## WHAT YOU NEED TO DO
The entries below should be given again exactly, minus their pictures.

══ RECORDS FOR THE TASK ══

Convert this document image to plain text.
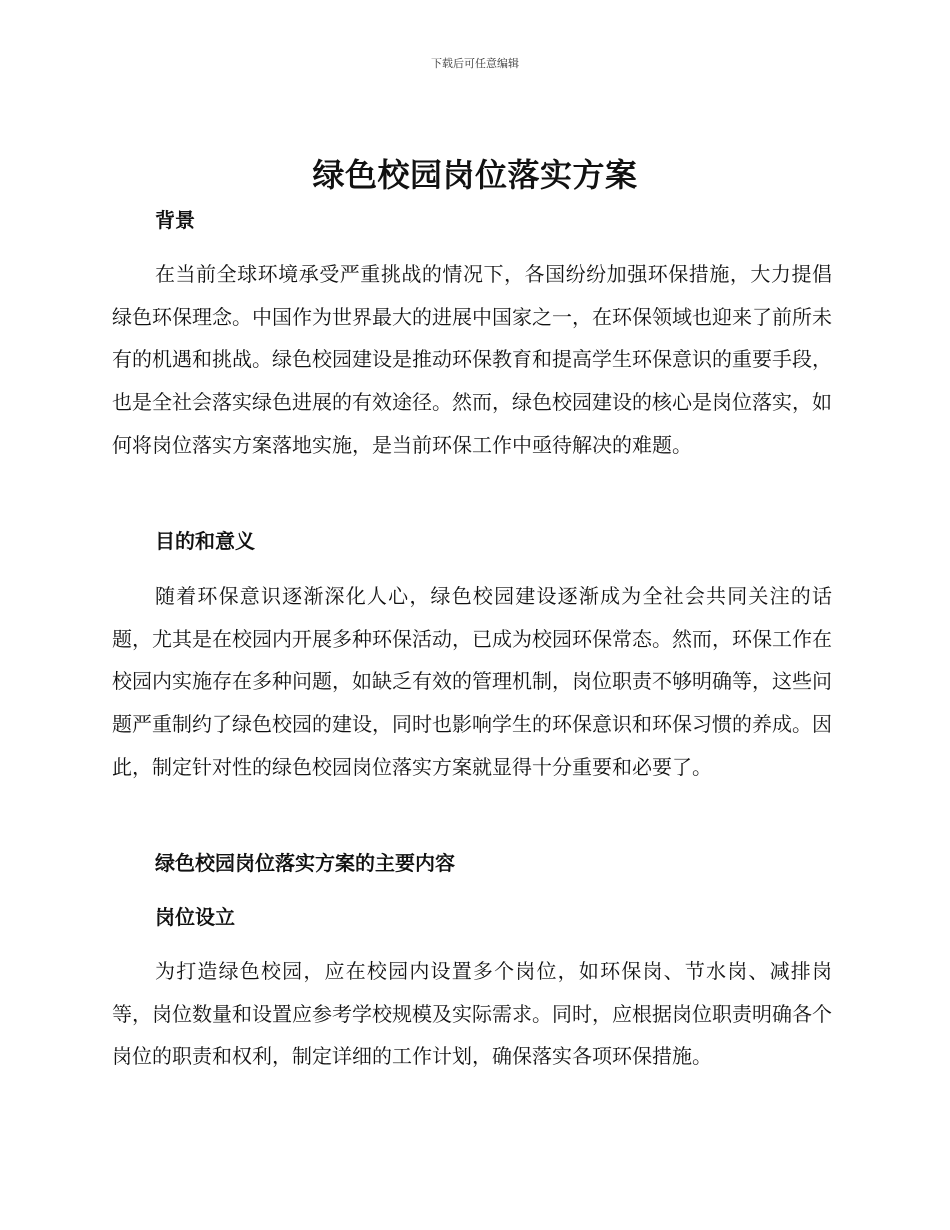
下载后可任意编辑
绿色校园岗位落实方案
背景

在当前全球环境承受严重挑战的情况下，各国纷纷加强环保措施，大力提倡绿色环保理念。中国作为世界最大的进展中国家之一，在环保领域也迎来了前所未有的机遇和挑战。绿色校园建设是推动环保教育和提高学生环保意识的重要手段，也是全社会落实绿色进展的有效途径。然而，绿色校园建设的核心是岗位落实，如何将岗位落实方案落地实施，是当前环保工作中亟待解决的难题。

目的和意义

随着环保意识逐渐深化人心，绿色校园建设逐渐成为全社会共同关注的话题，尤其是在校园内开展多种环保活动，已成为校园环保常态。然而，环保工作在校园内实施存在多种问题，如缺乏有效的管理机制，岗位职责不够明确等，这些问题严重制约了绿色校园的建设，同时也影响学生的环保意识和环保习惯的养成。因此，制定针对性的绿色校园岗位落实方案就显得十分重要和必要了。

绿色校园岗位落实方案的主要内容
岗位设立

为打造绿色校园，应在校园内设置多个岗位，如环保岗、节水岗、减排岗等，岗位数量和设置应参考学校规模及实际需求。同时，应根据岗位职责明确各个岗位的职责和权利，制定详细的工作计划，确保落实各项环保措施。
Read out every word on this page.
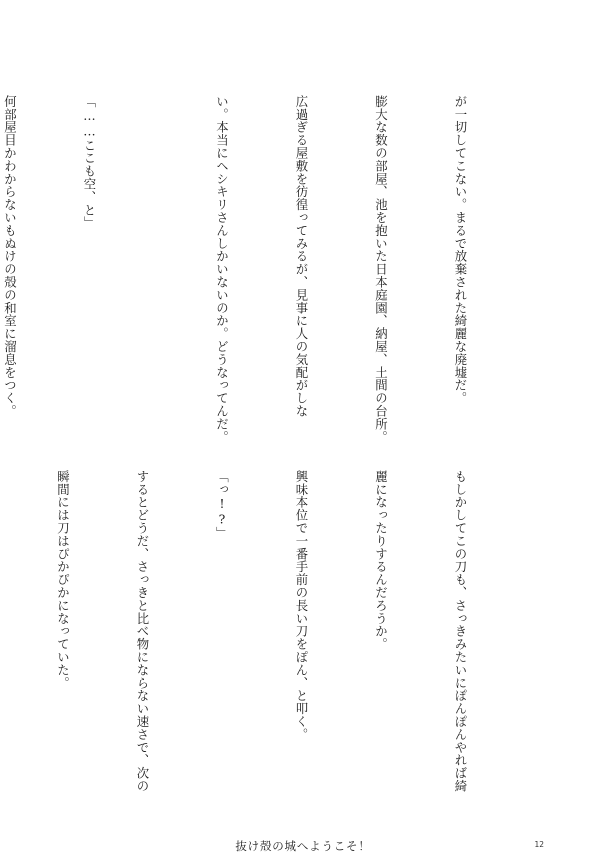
が一切してこない。まるで放棄された綺麗な廃墟だ。

膨大な数の部屋、池を抱いた日本庭園、納屋、土間の台所。

広過ぎる屋敷を彷徨ってみるが、見事に人の気配がしな

い。本当にヘシキリさんしかいないのか。どうなってんだ。

「……ここも空、と」

何部屋目かわからないもぬけの殻の和室に溜息をつく。

もしかしてこの刀も、さっきみたいにぽんぽんやれば綺

麗になったりするんだろうか。

興味本位で一番手前の長い刀をぽん、と叩く。

「っ!?」

するとどうだ、さっきと比べ物にならない速さで、次の

瞬間には刀はぴかぴかになっていた。

抜け殻の城へようこそ！	12
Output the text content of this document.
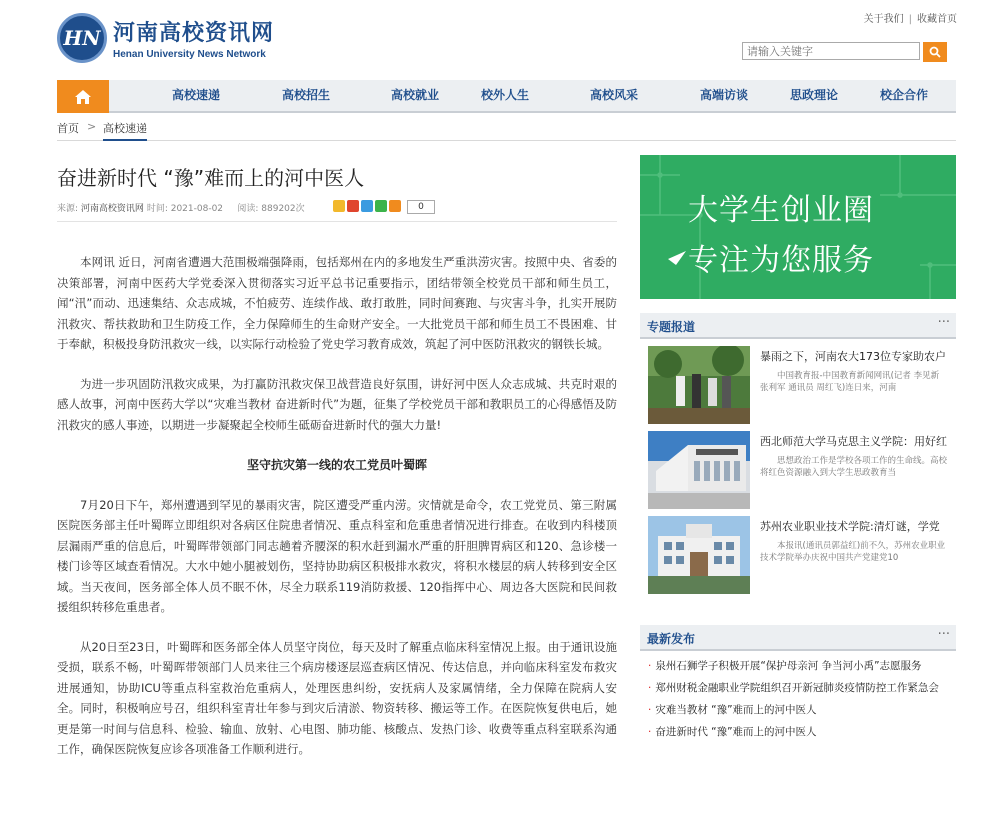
HN 河南高校资讯网
Henan University News Network
关于我们 | 收藏首页
请输入关键字
高校速递	高校招生	高校就业	校外人生	高校风采	高端访谈	思政理论	校企合作
首页 > 高校速递
奋进新时代 “豫”难而上的河中医人
来源: 河南高校资讯网 时间: 2021-08-02 阅读: 889202次	0

本网讯 近日，河南省遭遇大范围极端强降雨，包括郑州在内的多地发生严重洪涝灾害。按照中央、省委的决策部署，河南中医药大学党委深入贯彻落实习近平总书记重要指示，团结带领全校党员干部和师生员工，闻“汛”而动、迅速集结、众志成城，不怕疲劳、连续作战、敢打敢胜，同时间赛跑、与灾害斗争，扎实开展防汛救灾、帮扶救助和卫生防疫工作，全力保障师生的生命财产安全。一大批党员干部和师生员工不畏困难、甘于奉献，积极投身防汛救灾一线，以实际行动检验了党史学习教育成效，筑起了河中医防汛救灾的钢铁长城。

为进一步巩固防汛救灾成果，为打赢防汛救灾保卫战营造良好氛围，讲好河中医人众志成城、共克时艰的感人故事，河南中医药大学以“灾难当教材 奋进新时代”为题，征集了学校党员干部和教职员工的心得感悟及防汛救灾的感人事迹，以期进一步凝聚起全校师生砥砺奋进新时代的强大力量!

坚守抗灾第一线的农工党员叶蜀晖

7月20日下午，郑州遭遇到罕见的暴雨灾害，院区遭受严重内涝。灾情就是命令，农工党党员、第三附属医院医务部主任叶蜀晖立即组织对各病区住院患者情况、重点科室和危重患者情况进行排查。在收到内科楼顶层漏雨严重的信息后，叶蜀晖带领部门同志趟着齐腰深的积水赶到漏水严重的肝胆脾胃病区和120、急诊楼一楼门诊等区域查看情况。大水中她小腿被划伤，坚持协助病区积极排水救灾，将积水楼层的病人转移到安全区域。当天夜间，医务部全体人员不眠不休，尽全力联系119消防救援、120指挥中心、周边各大医院和民间救援组织转移危重患者。

从20日至23日，叶蜀晖和医务部全体人员坚守岗位，每天及时了解重点临床科室情况上报。由于通讯设施受损，联系不畅，叶蜀晖带领部门人员来往三个病房楼逐层巡查病区情况、传达信息，并向临床科室发布救灾进展通知，协助ICU等重点科室救治危重病人，处理医患纠纷，安抚病人及家属情绪，全力保障在院病人安全。同时，积极响应号召，组织科室青壮年参与到灾后清淤、物资转移、搬运等工作。在医院恢复供电后，她更是第一时间与信息科、检验、输血、放射、心电图、肺功能、核酸点、发热门诊、收费等重点科室联系沟通工作，确保医院恢复应诊各项准备工作顺利进行。

大学生创业圈
专注为您服务
专题报道	···
暴雨之下，河南农大173位专家助农户
中国教育报-中国教育新闻网讯(记者 李见新 张利军 通讯员 周红飞)连日来，河南
西北师范大学马克思主义学院：用好红
思想政治工作是学校各项工作的生命线。高校将红色资源融入到大学生思政教育当
苏州农业职业技术学院:清灯谜，学党
本报讯(通讯员郭益红)前不久，苏州农业职业技术学院举办庆祝中国共产党建党10
最新发布	···
· 泉州石狮学子积极开展“保护母亲河 争当河小禹”志愿服务
· 郑州财税金融职业学院组织召开新冠肺炎疫情防控工作紧急会
· 灾难当教材 “豫”难而上的河中医人
· 奋进新时代 “豫”难而上的河中医人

═══

## THE OUTPUT
Convert this document image to plain text.
下载后可任意编辑
绿色校园岗位落实方案
背景

在当前全球环境承受严重挑战的情况下，各国纷纷加强环保措施，大力提倡绿色环保理念。中国作为世界最大的进展中国家之一，在环保领域也迎来了前所未有的机遇和挑战。绿色校园建设是推动环保教育和提高学生环保意识的重要手段，也是全社会落实绿色进展的有效途径。然而，绿色校园建设的核心是岗位落实，如何将岗位落实方案落地实施，是当前环保工作中亟待解决的难题。

目的和意义

随着环保意识逐渐深化人心，绿色校园建设逐渐成为全社会共同关注的话题，尤其是在校园内开展多种环保活动，已成为校园环保常态。然而，环保工作在校园内实施存在多种问题，如缺乏有效的管理机制，岗位职责不够明确等，这些问题严重制约了绿色校园的建设，同时也影响学生的环保意识和环保习惯的养成。因此，制定针对性的绿色校园岗位落实方案就显得十分重要和必要了。

绿色校园岗位落实方案的主要内容
岗位设立

为打造绿色校园，应在校园内设置多个岗位，如环保岗、节水岗、减排岗等，岗位数量和设置应参考学校规模及实际需求。同时，应根据岗位职责明确各个岗位的职责和权利，制定详细的工作计划，确保落实各项环保措施。
Read out every word on this page.
が一切してこない。まるで放棄された綺麗な廃墟だ。

膨大な数の部屋、池を抱いた日本庭園、納屋、土間の台所。

広過ぎる屋敷を彷徨ってみるが、見事に人の気配がしな

い。本当にヘシキリさんしかいないのか。どうなってんだ。

「……ここも空、と」

何部屋目かわからないもぬけの殻の和室に溜息をつく。

もしかしてこの刀も、さっきみたいにぽんぽんやれば綺

麗になったりするんだろうか。

興味本位で一番手前の長い刀をぽん、と叩く。

「っ!?」

するとどうだ、さっきと比べ物にならない速さで、次の

瞬間には刀はぴかぴかになっていた。

抜け殻の城へようこそ！	12
Output the text content of this document.
HN 河南高校资讯网
Henan University News Network
关于我们 | 收藏首页
请输入关键字
高校速递	高校招生	高校就业	校外人生	高校风采	高端访谈	思政理论	校企合作
首页 > 高校速递
奋进新时代 “豫”难而上的河中医人
来源: 河南高校资讯网 时间: 2021-08-02 阅读: 889202次	0

本网讯 近日，河南省遭遇大范围极端强降雨，包括郑州在内的多地发生严重洪涝灾害。按照中央、省委的决策部署，河南中医药大学党委深入贯彻落实习近平总书记重要指示，团结带领全校党员干部和师生员工，闻“汛”而动、迅速集结、众志成城，不怕疲劳、连续作战、敢打敢胜，同时间赛跑、与灾害斗争，扎实开展防汛救灾、帮扶救助和卫生防疫工作，全力保障师生的生命财产安全。一大批党员干部和师生员工不畏困难、甘于奉献，积极投身防汛救灾一线，以实际行动检验了党史学习教育成效，筑起了河中医防汛救灾的钢铁长城。

为进一步巩固防汛救灾成果，为打赢防汛救灾保卫战营造良好氛围，讲好河中医人众志成城、共克时艰的感人故事，河南中医药大学以“灾难当教材 奋进新时代”为题，征集了学校党员干部和教职员工的心得感悟及防汛救灾的感人事迹，以期进一步凝聚起全校师生砥砺奋进新时代的强大力量!

坚守抗灾第一线的农工党员叶蜀晖

7月20日下午，郑州遭遇到罕见的暴雨灾害，院区遭受严重内涝。灾情就是命令，农工党党员、第三附属医院医务部主任叶蜀晖立即组织对各病区住院患者情况、重点科室和危重患者情况进行排查。在收到内科楼顶层漏雨严重的信息后，叶蜀晖带领部门同志趟着齐腰深的积水赶到漏水严重的肝胆脾胃病区和120、急诊楼一楼门诊等区域查看情况。大水中她小腿被划伤，坚持协助病区积极排水救灾，将积水楼层的病人转移到安全区域。当天夜间，医务部全体人员不眠不休，尽全力联系119消防救援、120指挥中心、周边各大医院和民间救援组织转移危重患者。

从20日至23日，叶蜀晖和医务部全体人员坚守岗位，每天及时了解重点临床科室情况上报。由于通讯设施受损，联系不畅，叶蜀晖带领部门人员来往三个病房楼逐层巡查病区情况、传达信息，并向临床科室发布救灾进展通知，协助ICU等重点科室救治危重病人，处理医患纠纷，安抚病人及家属情绪，全力保障在院病人安全。同时，积极响应号召，组织科室青壮年参与到灾后清淤、物资转移、搬运等工作。在医院恢复供电后，她更是第一时间与信息科、检验、输血、放射、心电图、肺功能、核酸点、发热门诊、收费等重点科室联系沟通工作，确保医院恢复应诊各项准备工作顺利进行。

大学生创业圈
专注为您服务
专题报道	···
暴雨之下，河南农大173位专家助农户
中国教育报-中国教育新闻网讯(记者 李见新 张利军 通讯员 周红飞)连日来，河南
西北师范大学马克思主义学院：用好红
思想政治工作是学校各项工作的生命线。高校将红色资源融入到大学生思政教育当
苏州农业职业技术学院:清灯谜，学党
本报讯(通讯员郭益红)前不久，苏州农业职业技术学院举办庆祝中国共产党建党10
最新发布	···
· 泉州石狮学子积极开展“保护母亲河 争当河小禹”志愿服务
· 郑州财税金融职业学院组织召开新冠肺炎疫情防控工作紧急会
· 灾难当教材 “豫”难而上的河中医人
· 奋进新时代 “豫”难而上的河中医人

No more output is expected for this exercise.